Check each line of the data for "name" and select those that have it.

Stored data:
## Begin

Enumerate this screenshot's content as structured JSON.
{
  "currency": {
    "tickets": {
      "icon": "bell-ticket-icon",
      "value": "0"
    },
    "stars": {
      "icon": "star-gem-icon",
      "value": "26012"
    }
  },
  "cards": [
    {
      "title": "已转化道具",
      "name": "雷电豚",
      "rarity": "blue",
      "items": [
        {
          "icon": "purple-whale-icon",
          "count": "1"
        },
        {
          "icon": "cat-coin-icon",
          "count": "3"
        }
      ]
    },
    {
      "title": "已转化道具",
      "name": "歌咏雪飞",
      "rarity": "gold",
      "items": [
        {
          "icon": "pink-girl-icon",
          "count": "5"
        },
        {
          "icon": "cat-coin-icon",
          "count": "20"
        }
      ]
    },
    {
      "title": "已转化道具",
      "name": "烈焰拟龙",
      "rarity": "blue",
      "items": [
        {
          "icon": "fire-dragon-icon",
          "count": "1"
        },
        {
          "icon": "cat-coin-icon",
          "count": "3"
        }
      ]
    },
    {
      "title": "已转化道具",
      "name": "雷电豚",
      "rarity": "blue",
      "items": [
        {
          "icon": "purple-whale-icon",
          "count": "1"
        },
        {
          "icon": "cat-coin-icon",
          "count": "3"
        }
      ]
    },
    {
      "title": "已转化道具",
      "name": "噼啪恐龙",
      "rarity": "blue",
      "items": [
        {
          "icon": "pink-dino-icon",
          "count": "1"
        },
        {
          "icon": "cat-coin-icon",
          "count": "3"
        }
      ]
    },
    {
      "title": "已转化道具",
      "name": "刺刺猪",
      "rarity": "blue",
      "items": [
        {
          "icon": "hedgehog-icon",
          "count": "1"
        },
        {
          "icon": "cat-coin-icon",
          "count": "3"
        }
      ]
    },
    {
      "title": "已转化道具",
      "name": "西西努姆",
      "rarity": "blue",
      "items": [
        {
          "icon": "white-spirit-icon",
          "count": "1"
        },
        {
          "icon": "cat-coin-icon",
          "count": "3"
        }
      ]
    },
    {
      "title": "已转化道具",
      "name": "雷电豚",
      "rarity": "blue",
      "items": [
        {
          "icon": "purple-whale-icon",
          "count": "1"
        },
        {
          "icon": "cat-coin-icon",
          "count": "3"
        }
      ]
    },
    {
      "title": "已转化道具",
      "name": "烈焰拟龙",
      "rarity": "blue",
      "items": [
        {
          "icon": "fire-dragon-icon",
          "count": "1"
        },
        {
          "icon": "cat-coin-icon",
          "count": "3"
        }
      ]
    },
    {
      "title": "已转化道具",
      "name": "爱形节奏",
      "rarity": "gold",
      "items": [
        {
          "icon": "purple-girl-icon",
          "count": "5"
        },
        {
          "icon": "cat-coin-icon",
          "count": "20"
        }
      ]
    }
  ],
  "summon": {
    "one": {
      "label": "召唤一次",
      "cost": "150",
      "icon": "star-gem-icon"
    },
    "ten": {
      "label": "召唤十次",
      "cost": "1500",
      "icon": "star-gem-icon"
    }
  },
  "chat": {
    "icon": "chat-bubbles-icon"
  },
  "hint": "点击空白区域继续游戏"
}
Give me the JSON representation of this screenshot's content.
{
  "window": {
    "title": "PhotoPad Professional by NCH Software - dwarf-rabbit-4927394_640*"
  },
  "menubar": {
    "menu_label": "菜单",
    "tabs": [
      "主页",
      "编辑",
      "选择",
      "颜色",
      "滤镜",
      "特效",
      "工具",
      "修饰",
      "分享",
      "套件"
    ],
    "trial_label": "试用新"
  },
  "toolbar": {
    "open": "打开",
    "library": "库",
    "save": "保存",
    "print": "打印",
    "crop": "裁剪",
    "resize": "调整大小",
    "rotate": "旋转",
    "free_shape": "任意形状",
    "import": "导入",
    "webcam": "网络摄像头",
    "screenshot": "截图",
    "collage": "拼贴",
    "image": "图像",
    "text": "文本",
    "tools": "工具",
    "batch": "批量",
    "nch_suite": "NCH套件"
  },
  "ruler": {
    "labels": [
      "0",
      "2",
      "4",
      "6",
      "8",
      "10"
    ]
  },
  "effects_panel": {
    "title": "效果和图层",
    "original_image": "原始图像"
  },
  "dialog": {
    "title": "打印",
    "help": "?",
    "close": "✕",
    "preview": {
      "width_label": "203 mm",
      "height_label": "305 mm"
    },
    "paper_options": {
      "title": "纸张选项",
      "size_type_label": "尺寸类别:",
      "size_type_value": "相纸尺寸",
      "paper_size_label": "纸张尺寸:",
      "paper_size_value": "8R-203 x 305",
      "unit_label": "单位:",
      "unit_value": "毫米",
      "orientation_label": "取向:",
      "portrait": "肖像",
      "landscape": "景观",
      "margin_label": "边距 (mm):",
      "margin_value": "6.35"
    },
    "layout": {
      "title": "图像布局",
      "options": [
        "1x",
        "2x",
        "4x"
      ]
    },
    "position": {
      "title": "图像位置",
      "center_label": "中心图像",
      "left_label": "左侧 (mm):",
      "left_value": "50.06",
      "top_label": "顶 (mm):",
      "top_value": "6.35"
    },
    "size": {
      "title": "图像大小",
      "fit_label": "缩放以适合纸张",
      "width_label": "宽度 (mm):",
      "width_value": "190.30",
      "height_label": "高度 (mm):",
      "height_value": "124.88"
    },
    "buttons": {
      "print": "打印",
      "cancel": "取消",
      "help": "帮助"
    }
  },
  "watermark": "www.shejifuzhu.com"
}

## End

- OUTPUT FOR THIS EXERCISE
      "name": "雷电豚",
      "name": "歌咏雪飞",
      "name": "烈焰拟龙",
      "name": "雷电豚",
      "name": "噼啪恐龙",
      "name": "刺刺猪",
      "name": "西西努姆",
      "name": "雷电豚",
      "name": "烈焰拟龙",
      "name": "爱形节奏",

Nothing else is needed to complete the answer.